Could you turn the lines below into a numbered list, leaving out any blank lines?

▸ MATERIAL FOR THIS TASK
....
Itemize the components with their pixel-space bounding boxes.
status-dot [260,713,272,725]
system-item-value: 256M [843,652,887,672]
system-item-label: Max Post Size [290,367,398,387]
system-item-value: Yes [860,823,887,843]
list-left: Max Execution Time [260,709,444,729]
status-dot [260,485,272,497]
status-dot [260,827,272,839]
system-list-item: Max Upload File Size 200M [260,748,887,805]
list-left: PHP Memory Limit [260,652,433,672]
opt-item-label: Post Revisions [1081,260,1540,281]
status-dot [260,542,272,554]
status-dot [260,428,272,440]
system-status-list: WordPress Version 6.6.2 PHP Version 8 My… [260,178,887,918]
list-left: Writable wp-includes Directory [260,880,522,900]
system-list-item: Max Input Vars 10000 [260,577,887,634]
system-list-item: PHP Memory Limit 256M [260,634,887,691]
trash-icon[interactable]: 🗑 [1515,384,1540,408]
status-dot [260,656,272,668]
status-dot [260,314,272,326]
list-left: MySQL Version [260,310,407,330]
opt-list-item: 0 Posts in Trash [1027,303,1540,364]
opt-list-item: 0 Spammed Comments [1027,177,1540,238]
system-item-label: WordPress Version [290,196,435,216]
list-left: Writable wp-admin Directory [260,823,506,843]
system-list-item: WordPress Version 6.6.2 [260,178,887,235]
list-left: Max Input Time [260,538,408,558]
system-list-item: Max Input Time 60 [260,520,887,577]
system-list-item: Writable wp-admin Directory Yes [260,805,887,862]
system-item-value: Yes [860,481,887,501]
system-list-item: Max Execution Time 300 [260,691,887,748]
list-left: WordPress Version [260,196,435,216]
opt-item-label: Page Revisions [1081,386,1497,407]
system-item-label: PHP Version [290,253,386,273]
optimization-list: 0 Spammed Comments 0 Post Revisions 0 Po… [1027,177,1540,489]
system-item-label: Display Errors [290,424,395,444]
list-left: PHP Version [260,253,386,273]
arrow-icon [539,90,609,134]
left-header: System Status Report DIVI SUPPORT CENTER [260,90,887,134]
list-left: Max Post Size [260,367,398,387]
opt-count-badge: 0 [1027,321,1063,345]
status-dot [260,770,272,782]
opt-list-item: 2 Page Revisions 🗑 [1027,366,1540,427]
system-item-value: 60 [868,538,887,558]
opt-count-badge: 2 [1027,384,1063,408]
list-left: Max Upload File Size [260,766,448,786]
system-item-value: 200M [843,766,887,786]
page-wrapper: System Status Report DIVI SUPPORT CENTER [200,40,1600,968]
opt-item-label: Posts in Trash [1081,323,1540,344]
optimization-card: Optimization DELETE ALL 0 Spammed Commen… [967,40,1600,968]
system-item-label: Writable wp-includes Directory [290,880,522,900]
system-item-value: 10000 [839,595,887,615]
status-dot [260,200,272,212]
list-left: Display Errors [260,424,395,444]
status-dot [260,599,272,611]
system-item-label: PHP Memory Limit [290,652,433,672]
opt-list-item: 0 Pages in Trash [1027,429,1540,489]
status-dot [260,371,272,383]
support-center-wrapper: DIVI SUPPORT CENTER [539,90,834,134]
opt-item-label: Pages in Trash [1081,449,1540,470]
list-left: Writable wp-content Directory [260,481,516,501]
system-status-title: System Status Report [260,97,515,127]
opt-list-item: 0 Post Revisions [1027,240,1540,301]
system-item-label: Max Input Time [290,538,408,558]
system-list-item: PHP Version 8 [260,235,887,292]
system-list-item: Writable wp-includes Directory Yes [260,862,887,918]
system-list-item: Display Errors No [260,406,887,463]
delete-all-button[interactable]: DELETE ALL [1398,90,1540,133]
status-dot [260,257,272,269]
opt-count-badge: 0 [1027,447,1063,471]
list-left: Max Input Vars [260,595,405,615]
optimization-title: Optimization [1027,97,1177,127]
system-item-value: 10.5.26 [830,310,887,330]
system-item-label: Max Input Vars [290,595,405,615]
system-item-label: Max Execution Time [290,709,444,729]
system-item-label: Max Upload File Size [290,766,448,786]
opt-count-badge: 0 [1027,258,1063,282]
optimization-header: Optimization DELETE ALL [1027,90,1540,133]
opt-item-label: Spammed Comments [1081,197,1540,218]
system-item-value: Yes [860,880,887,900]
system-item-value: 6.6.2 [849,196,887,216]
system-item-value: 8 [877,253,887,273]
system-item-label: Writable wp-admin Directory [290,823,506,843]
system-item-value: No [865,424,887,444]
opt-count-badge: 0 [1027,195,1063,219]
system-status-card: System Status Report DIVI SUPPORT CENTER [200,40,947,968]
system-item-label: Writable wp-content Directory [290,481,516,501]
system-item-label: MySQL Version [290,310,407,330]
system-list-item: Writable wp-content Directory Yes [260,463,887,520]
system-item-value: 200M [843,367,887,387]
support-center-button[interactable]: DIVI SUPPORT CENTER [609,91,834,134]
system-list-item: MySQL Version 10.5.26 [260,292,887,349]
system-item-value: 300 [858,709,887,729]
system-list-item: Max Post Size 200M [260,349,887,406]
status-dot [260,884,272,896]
....
▸ RESPONSE TO THE TASK
1. Itemize the components with their pixel-space bounding boxes.
2. status-dot [260,713,272,725]
3. system-item-value: 256M [843,652,887,672]
4. system-item-label: Max Post Size [290,367,398,387]
5. system-item-value: Yes [860,823,887,843]
6. list-left: Max Execution Time [260,709,444,729]
7. status-dot [260,485,272,497]
8. status-dot [260,827,272,839]
9. system-list-item: Max Upload File Size 200M [260,748,887,805]
10. list-left: PHP Memory Limit [260,652,433,672]
11. opt-item-label: Post Revisions [1081,260,1540,281]
12. status-dot [260,542,272,554]
13. status-dot [260,428,272,440]
14. system-status-list: WordPress Version 6.6.2 PHP Version 8 My… [260,178,887,918]
15. list-left: Writable wp-includes Directory [260,880,522,900]
16. system-list-item: Max Input Vars 10000 [260,577,887,634]
17. system-list-item: PHP Memory Limit 256M [260,634,887,691]
18. trash-icon[interactable]: 🗑 [1515,384,1540,408]
19. status-dot [260,656,272,668]
20. status-dot [260,314,272,326]
21. list-left: MySQL Version [260,310,407,330]
22. opt-list-item: 0 Posts in Trash [1027,303,1540,364]
23. opt-list-item: 0 Spammed Comments [1027,177,1540,238]
24. system-item-label: WordPress Version [290,196,435,216]
25. list-left: Writable wp-admin Directory [260,823,506,843]
26. system-list-item: WordPress Version 6.6.2 [260,178,887,235]
27. list-left: Max Input Time [260,538,408,558]
28. system-list-item: Max Input Time 60 [260,520,887,577]
29. system-list-item: Writable wp-admin Directory Yes [260,805,887,862]
30. system-item-value: Yes [860,481,887,501]
31. system-list-item: Max Execution Time 300 [260,691,887,748]
32. list-left: WordPress Version [260,196,435,216]
33. opt-item-label: Page Revisions [1081,386,1497,407]
34. system-item-label: PHP Version [290,253,386,273]
35. optimization-list: 0 Spammed Comments 0 Post Revisions 0 Po… [1027,177,1540,489]
36. system-item-label: Display Errors [290,424,395,444]
37. list-left: PHP Version [260,253,386,273]
38. arrow-icon [539,90,609,134]
39. left-header: System Status Report DIVI SUPPORT CENTER [260,90,887,134]
40. list-left: Max Post Size [260,367,398,387]
41. opt-count-badge: 0 [1027,321,1063,345]
42. status-dot [260,770,272,782]
43. opt-list-item: 2 Page Revisions 🗑 [1027,366,1540,427]
44. system-item-value: 60 [868,538,887,558]
45. opt-count-badge: 2 [1027,384,1063,408]
46. list-left: Max Upload File Size [260,766,448,786]
47. system-item-value: 200M [843,766,887,786]
48. page-wrapper: System Status Report DIVI SUPPORT CENTER [200,40,1600,968]
49. opt-item-label: Posts in Trash [1081,323,1540,344]
50. optimization-card: Optimization DELETE ALL 0 Spammed Commen… [967,40,1600,968]
51. system-item-label: Writable wp-includes Directory [290,880,522,900]
52. system-item-value: 10000 [839,595,887,615]
53. status-dot [260,200,272,212]
54. list-left: Display Errors [260,424,395,444]
55. status-dot [260,599,272,611]
56. system-item-label: PHP Memory Limit [290,652,433,672]
57. opt-list-item: 0 Pages in Trash [1027,429,1540,489]
58. status-dot [260,371,272,383]
59. support-center-wrapper: DIVI SUPPORT CENTER [539,90,834,134]
60. opt-item-label: Pages in Trash [1081,449,1540,470]
61. list-left: Writable wp-content Directory [260,481,516,501]
62. system-status-title: System Status Report [260,97,515,127]
63. opt-list-item: 0 Post Revisions [1027,240,1540,301]
64. system-item-label: Max Input Time [290,538,408,558]
65. system-list-item: PHP Version 8 [260,235,887,292]
66. system-list-item: Writable wp-includes Directory Yes [260,862,887,918]
67. system-list-item: Display Errors No [260,406,887,463]
68. delete-all-button[interactable]: DELETE ALL [1398,90,1540,133]
69. status-dot [260,257,272,269]
70. opt-count-badge: 0 [1027,447,1063,471]
71. list-left: Max Input Vars [260,595,405,615]
72. optimization-title: Optimization [1027,97,1177,127]
73. system-item-value: 10.5.26 [830,310,887,330]
74. system-item-label: Max Input Vars [290,595,405,615]
75. system-item-label: Max Execution Time [290,709,444,729]
76. system-item-label: Max Upload File Size [290,766,448,786]
77. opt-count-badge: 0 [1027,258,1063,282]
78. optimization-header: Optimization DELETE ALL [1027,90,1540,133]
79. opt-item-label: Spammed Comments [1081,197,1540,218]
80. system-item-value: Yes [860,880,887,900]
81. system-item-value: 6.6.2 [849,196,887,216]
82. system-item-value: 8 [877,253,887,273]
83. system-item-label: Writable wp-admin Directory [290,823,506,843]
84. system-item-value: No [865,424,887,444]
85. opt-count-badge: 0 [1027,195,1063,219]
86. system-status-card: System Status Report DIVI SUPPORT CENTER [200,40,947,968]
87. system-item-label: Writable wp-content Directory [290,481,516,501]
88. system-item-label: MySQL Version [290,310,407,330]
89. system-list-item: Writable wp-content Directory Yes [260,463,887,520]
90. system-item-value: 200M [843,367,887,387]
91. support-center-button[interactable]: DIVI SUPPORT CENTER [609,91,834,134]
92. system-list-item: MySQL Version 10.5.26 [260,292,887,349]
93. system-item-value: 300 [858,709,887,729]
94. system-list-item: Max Post Size 200M [260,349,887,406]
95. status-dot [260,884,272,896]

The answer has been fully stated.